Your task >> Copy out each line in the material below that has the word "образований".

Items >>
/---

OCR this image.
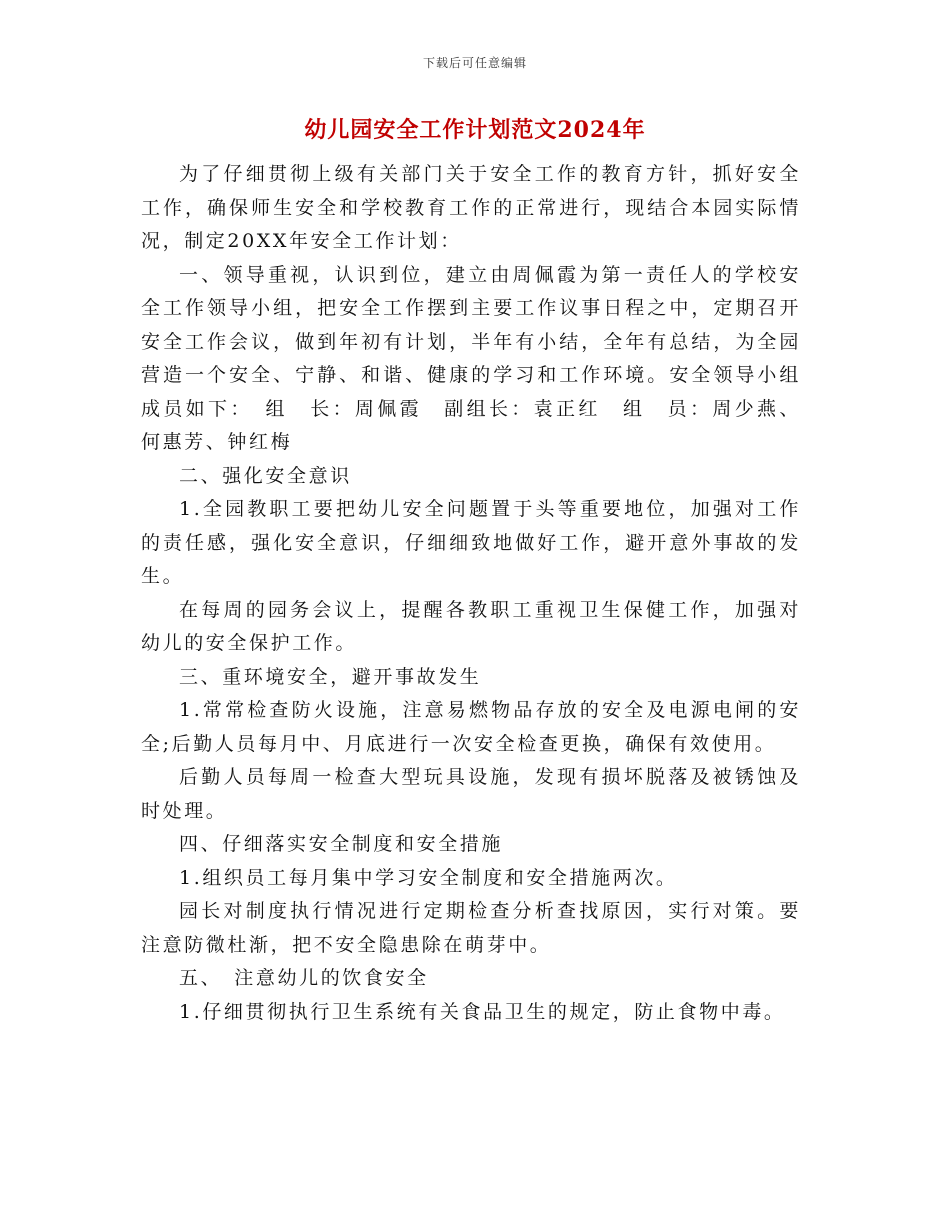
下载后可任意编辑
幼儿园安全工作计划范文2024年

为了仔细贯彻上级有关部门关于安全工作的教育方针，抓好安全工作，确保师生安全和学校教育工作的正常进行，现结合本园实际情况，制定20XX年安全工作计划：

一、领导重视，认识到位，建立由周佩霞为第一责任人的学校安全工作领导小组，把安全工作摆到主要工作议事日程之中，定期召开安全工作会议，做到年初有计划，半年有小结，全年有总结，为全园营造一个安全、宁静、和谐、健康的学习和工作环境。安全领导小组成员如下：　组　长：周佩霞　副组长：袁正红　组　员：周少燕、何惠芳、钟红梅

二、强化安全意识

1.全园教职工要把幼儿安全问题置于头等重要地位，加强对工作的责任感，强化安全意识，仔细细致地做好工作，避开意外事故的发生。

在每周的园务会议上，提醒各教职工重视卫生保健工作，加强对幼儿的安全保护工作。

三、重环境安全，避开事故发生

1.常常检查防火设施，注意易燃物品存放的安全及电源电闸的安全;后勤人员每月中、月底进行一次安全检查更换，确保有效使用。

后勤人员每周一检查大型玩具设施，发现有损坏脱落及被锈蚀及时处理。

四、仔细落实安全制度和安全措施

1.组织员工每月集中学习安全制度和安全措施两次。

园长对制度执行情况进行定期检查分析查找原因，实行对策。要注意防微杜渐，把不安全隐患除在萌芽中。

五、　注意幼儿的饮食安全

1.仔细贯彻执行卫生系统有关食品卫生的规定，防止食物中毒。
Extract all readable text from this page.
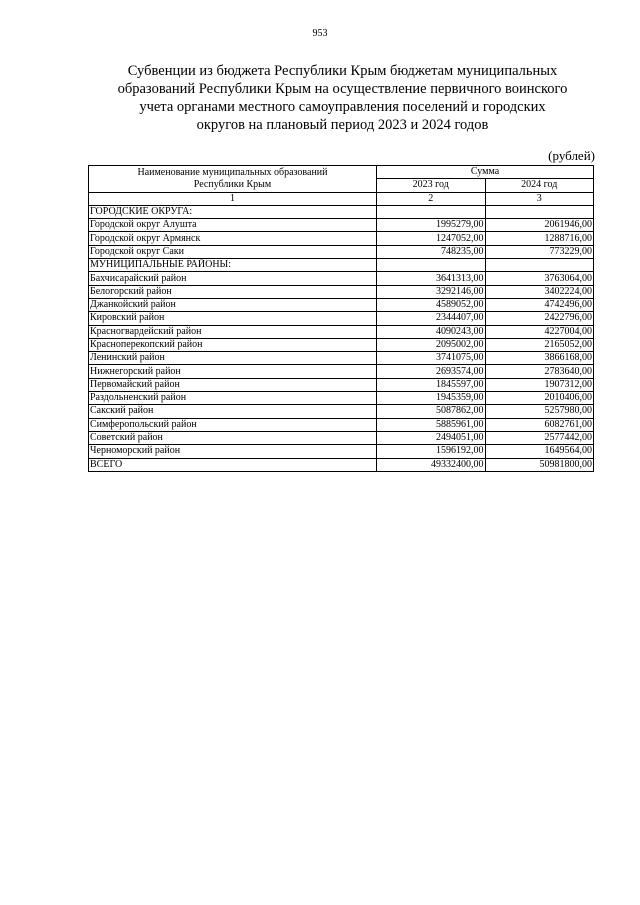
953
Субвенции из бюджета Республики Крым бюджетам муниципальных
образований Республики Крым на осуществление первичного воинского
учета органами местного самоуправления поселений и городских
округов на плановый период 2023 и 2024 годов
(рублей)
Наименование муниципальных образований
Республики Крым	Сумма	
	2023 год	2024 год
1	2	3
ГОРОДСКИЕ ОКРУГА:		
Городской округ Алушта	1995279,00	2061946,00
Городской округ Армянск	1247052,00	1288716,00
Городской округ Саки	748235,00	773229,00
МУНИЦИПАЛЬНЫЕ РАЙОНЫ:		
Бахчисарайский район	3641313,00	3763064,00
Белогорский район	3292146,00	3402224,00
Джанкойский район	4589052,00	4742496,00
Кировский район	2344407,00	2422796,00
Красногвардейский район	4090243,00	4227004,00
Красноперекопский район	2095002,00	2165052,00
Ленинский район	3741075,00	3866168,00
Нижнегорский район	2693574,00	2783640,00
Первомайский район	1845597,00	1907312,00
Раздольненский район	1945359,00	2010406,00
Сакский район	5087862,00	5257980,00
Симферопольский район	5885961,00	6082761,00
Советский район	2494051,00	2577442,00
Черноморский район	1596192,00	1649564,00
ВСЕГО	49332400,00	50981800,00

\---

Exercise output >>
образований Республики Крым на осуществление первичного воинского
Наименование муниципальных образований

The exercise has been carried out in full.